#### GIVEN REQUEST
Give the count of lines holding the string "updated" and nothing else.

#### RECORDED INFORMATION

--- Start ---

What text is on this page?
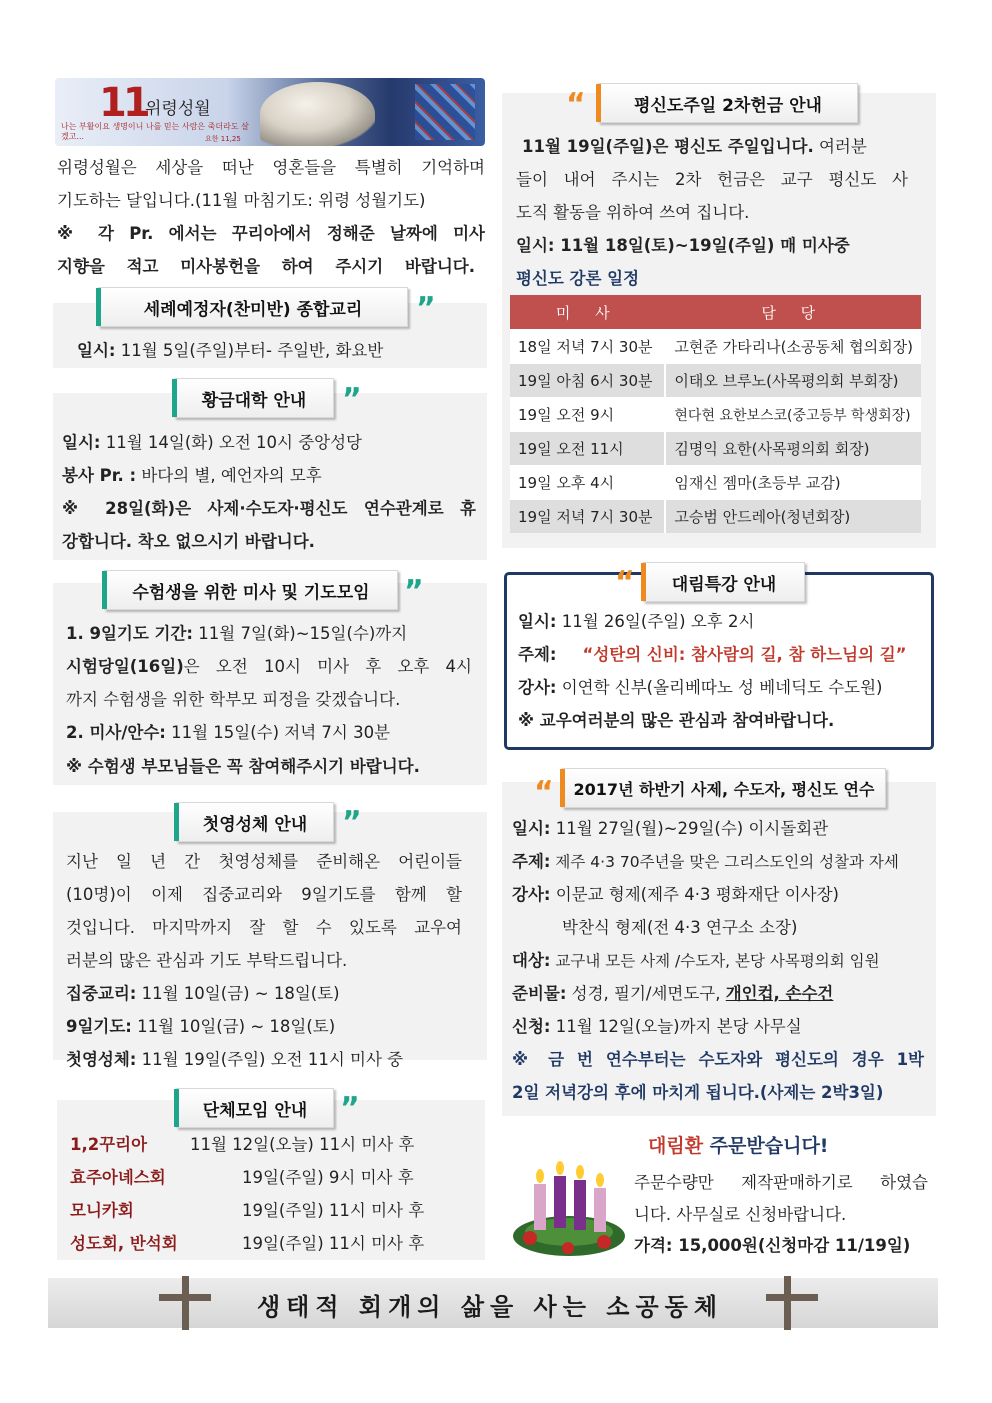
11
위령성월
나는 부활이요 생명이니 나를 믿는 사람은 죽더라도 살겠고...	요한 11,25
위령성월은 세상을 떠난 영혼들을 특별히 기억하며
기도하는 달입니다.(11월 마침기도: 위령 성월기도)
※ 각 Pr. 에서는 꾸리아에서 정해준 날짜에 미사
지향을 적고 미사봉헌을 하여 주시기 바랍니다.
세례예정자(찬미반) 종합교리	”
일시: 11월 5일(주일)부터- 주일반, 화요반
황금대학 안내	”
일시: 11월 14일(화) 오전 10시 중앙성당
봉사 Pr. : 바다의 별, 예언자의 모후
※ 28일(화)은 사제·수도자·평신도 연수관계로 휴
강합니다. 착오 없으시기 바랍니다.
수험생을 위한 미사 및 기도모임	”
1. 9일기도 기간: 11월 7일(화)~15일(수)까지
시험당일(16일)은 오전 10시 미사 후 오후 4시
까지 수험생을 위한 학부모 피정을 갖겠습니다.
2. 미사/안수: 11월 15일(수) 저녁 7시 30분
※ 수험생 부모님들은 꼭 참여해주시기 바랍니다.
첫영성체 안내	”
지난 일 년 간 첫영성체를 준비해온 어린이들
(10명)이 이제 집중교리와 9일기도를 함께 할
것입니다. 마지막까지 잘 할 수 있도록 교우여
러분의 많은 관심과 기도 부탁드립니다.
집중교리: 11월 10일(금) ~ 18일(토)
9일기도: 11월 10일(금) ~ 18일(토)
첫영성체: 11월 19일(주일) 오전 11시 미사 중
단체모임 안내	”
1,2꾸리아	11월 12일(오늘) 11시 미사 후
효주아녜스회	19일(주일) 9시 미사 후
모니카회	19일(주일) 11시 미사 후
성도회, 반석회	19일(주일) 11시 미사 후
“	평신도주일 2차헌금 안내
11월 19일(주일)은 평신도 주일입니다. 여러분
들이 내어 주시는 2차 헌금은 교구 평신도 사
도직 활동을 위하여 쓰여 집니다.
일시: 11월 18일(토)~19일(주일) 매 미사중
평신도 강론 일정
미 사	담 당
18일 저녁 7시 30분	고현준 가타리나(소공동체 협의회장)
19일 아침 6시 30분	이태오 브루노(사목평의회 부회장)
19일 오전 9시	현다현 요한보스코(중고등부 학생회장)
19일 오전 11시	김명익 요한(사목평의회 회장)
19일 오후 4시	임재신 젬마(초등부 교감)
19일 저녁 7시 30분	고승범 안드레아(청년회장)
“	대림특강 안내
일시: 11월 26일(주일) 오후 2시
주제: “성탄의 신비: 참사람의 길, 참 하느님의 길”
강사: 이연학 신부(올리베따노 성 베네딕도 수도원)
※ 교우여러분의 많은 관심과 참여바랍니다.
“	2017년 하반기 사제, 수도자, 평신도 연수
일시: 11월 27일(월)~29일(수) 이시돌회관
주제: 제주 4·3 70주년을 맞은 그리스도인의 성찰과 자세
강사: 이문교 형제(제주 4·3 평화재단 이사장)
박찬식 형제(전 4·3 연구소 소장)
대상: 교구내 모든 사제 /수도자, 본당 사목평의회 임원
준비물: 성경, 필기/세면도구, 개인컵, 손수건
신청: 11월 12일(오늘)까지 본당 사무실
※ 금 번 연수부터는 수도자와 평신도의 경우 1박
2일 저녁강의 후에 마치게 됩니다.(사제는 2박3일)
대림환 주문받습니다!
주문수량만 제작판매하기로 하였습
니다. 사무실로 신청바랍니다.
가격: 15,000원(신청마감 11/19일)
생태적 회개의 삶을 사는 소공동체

--- End ---
--- Start ---

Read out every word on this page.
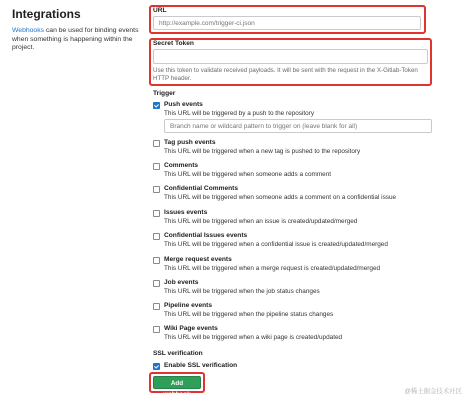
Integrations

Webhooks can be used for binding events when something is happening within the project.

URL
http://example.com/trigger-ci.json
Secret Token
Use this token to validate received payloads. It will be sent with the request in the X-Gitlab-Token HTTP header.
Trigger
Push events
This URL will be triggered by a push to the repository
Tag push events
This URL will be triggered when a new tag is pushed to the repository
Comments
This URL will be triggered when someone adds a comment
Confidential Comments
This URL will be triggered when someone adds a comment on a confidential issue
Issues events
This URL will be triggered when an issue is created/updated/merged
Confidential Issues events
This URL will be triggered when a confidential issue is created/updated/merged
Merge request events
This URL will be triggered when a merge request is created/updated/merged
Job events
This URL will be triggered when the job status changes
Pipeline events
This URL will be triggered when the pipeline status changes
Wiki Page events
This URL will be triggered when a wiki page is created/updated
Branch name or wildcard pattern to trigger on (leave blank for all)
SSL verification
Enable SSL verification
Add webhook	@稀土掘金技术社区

--- End ---

#### CORRECT RESULT
4